Collect all lines below with the string "screenshot".
START
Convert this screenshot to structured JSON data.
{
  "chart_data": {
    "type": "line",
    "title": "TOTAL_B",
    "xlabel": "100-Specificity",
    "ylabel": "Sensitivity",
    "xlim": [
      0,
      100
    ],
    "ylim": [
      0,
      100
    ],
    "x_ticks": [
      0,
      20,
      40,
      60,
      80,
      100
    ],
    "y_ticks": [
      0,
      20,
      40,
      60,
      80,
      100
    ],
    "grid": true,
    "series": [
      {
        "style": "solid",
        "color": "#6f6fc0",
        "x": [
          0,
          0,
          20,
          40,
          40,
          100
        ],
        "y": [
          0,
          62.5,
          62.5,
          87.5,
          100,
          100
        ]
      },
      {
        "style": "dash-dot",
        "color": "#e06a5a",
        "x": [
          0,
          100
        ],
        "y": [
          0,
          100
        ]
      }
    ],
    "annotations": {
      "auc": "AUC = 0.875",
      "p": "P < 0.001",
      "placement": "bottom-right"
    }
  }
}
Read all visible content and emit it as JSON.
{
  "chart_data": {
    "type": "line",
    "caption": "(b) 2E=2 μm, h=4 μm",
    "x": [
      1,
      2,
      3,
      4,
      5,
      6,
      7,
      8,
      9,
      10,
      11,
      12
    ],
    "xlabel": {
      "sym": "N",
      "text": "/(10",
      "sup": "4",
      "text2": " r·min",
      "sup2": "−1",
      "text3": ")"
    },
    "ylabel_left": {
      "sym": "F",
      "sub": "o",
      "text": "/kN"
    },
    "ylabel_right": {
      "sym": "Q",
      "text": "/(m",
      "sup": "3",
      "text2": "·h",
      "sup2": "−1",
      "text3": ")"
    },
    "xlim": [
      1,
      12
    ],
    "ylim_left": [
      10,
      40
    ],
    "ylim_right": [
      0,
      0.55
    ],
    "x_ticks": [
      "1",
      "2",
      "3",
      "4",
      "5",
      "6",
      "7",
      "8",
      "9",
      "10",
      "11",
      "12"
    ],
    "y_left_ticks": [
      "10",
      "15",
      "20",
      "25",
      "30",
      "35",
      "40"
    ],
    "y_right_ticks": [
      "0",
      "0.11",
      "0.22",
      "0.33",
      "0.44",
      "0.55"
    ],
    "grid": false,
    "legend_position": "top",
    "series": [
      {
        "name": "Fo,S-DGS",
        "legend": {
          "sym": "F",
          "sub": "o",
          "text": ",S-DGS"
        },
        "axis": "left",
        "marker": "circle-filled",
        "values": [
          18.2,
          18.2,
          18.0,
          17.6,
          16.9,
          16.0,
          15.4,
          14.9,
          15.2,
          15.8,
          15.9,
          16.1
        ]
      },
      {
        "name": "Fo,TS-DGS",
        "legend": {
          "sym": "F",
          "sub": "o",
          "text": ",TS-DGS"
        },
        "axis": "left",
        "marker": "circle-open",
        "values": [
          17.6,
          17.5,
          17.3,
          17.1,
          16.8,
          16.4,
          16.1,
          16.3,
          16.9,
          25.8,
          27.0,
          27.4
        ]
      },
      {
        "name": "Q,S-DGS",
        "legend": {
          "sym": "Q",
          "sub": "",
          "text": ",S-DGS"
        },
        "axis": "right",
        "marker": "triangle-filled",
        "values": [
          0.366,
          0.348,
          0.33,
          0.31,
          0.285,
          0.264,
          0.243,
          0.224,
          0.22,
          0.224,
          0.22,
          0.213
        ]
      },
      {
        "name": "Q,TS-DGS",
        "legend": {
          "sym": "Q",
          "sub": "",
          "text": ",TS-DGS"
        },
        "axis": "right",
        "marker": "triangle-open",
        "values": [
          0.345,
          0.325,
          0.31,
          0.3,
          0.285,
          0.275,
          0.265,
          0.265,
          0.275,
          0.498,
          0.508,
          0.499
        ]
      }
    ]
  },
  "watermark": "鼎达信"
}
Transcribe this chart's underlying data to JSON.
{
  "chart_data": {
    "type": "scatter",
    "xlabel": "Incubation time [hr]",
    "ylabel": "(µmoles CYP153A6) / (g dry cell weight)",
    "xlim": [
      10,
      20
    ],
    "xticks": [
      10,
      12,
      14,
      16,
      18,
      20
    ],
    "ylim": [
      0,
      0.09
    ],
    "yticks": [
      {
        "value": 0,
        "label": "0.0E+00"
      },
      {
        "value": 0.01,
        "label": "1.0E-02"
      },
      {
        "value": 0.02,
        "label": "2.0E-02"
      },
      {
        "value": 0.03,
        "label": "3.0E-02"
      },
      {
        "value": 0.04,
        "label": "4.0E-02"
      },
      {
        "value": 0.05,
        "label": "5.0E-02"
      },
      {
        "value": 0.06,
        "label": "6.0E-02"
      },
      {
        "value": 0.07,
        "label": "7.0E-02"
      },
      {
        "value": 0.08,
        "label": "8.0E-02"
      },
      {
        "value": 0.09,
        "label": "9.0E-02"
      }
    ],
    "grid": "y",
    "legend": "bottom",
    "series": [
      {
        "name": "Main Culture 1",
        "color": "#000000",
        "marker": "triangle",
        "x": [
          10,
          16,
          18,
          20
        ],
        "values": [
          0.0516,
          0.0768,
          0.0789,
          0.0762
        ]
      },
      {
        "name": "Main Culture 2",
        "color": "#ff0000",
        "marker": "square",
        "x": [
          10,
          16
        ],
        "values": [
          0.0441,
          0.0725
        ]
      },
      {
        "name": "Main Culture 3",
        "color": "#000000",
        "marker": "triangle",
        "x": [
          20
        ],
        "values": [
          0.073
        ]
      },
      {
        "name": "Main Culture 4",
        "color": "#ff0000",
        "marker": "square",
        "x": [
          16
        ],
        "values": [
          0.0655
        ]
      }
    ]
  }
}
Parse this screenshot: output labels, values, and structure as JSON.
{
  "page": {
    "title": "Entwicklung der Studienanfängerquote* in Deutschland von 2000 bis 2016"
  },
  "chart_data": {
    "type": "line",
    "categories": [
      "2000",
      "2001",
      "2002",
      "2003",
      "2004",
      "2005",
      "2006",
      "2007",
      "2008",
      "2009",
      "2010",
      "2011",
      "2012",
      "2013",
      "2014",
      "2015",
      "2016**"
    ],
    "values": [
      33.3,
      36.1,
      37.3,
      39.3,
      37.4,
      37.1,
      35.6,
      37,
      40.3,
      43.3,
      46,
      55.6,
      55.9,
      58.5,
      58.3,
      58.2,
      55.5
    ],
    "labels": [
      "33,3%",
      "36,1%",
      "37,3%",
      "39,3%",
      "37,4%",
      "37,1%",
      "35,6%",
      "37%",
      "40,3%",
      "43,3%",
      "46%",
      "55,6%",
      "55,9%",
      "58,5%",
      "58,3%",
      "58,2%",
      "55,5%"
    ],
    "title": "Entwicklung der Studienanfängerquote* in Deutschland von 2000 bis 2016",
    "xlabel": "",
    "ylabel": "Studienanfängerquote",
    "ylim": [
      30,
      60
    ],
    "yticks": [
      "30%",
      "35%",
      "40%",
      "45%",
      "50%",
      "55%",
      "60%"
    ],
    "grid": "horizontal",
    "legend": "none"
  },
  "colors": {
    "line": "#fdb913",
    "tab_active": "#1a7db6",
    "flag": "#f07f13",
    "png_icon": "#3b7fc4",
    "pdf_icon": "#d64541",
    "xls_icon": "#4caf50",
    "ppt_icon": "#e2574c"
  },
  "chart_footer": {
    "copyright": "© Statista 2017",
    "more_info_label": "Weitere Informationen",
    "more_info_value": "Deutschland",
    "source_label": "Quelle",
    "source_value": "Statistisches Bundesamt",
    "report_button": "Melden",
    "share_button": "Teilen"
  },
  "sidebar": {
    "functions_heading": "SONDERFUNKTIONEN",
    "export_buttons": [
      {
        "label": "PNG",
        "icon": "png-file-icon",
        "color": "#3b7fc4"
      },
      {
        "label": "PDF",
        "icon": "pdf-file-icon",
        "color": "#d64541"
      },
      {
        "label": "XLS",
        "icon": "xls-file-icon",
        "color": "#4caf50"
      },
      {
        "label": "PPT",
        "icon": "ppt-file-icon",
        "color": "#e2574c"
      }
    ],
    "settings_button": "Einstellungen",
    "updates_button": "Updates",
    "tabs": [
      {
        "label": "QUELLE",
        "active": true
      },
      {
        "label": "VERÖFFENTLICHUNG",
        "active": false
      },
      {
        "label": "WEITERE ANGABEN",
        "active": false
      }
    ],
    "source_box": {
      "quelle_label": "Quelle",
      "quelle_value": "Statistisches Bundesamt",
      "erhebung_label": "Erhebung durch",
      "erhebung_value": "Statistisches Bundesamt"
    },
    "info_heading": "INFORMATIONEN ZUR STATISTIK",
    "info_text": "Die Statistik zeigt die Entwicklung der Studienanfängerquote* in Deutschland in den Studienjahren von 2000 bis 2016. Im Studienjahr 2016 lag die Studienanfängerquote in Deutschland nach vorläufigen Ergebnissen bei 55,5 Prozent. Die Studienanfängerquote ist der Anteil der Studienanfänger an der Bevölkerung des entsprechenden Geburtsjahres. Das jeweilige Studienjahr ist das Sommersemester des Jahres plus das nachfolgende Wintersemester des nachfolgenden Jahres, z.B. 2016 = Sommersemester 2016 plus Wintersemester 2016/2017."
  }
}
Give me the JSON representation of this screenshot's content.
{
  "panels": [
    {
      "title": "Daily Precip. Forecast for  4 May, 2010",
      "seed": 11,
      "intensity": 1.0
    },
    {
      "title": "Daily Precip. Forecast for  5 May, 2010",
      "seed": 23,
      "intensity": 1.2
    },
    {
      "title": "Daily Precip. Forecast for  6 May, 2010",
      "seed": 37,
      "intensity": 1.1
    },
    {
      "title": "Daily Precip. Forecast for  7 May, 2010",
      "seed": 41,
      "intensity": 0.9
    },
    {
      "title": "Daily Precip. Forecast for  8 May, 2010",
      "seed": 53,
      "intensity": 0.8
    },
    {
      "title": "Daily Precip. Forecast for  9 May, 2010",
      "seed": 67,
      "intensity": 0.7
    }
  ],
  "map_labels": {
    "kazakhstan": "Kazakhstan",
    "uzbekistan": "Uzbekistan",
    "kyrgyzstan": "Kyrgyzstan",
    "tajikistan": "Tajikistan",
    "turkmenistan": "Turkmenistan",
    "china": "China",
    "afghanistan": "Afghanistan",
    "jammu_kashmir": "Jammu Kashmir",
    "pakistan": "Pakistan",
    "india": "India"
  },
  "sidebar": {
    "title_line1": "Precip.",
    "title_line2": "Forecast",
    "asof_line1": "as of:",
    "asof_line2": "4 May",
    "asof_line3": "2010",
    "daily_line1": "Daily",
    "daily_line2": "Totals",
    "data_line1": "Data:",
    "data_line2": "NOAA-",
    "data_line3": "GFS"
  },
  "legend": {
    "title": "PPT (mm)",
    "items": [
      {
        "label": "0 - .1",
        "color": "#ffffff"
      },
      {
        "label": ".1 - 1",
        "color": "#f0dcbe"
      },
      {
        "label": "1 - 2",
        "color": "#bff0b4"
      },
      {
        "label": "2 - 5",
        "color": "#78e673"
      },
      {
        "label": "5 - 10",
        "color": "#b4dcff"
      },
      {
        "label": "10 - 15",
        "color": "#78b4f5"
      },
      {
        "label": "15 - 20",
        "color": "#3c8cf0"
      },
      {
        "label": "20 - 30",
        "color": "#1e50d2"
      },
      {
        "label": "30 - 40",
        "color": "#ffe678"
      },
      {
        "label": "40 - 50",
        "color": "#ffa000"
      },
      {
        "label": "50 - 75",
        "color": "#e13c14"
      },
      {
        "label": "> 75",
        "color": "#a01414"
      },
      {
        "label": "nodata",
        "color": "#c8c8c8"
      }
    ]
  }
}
END
- **Reply**:
Convert this screenshot to structured JSON data.
Parse this screenshot: output labels, values, and structure as JSON.
Give me the JSON representation of this screenshot's content.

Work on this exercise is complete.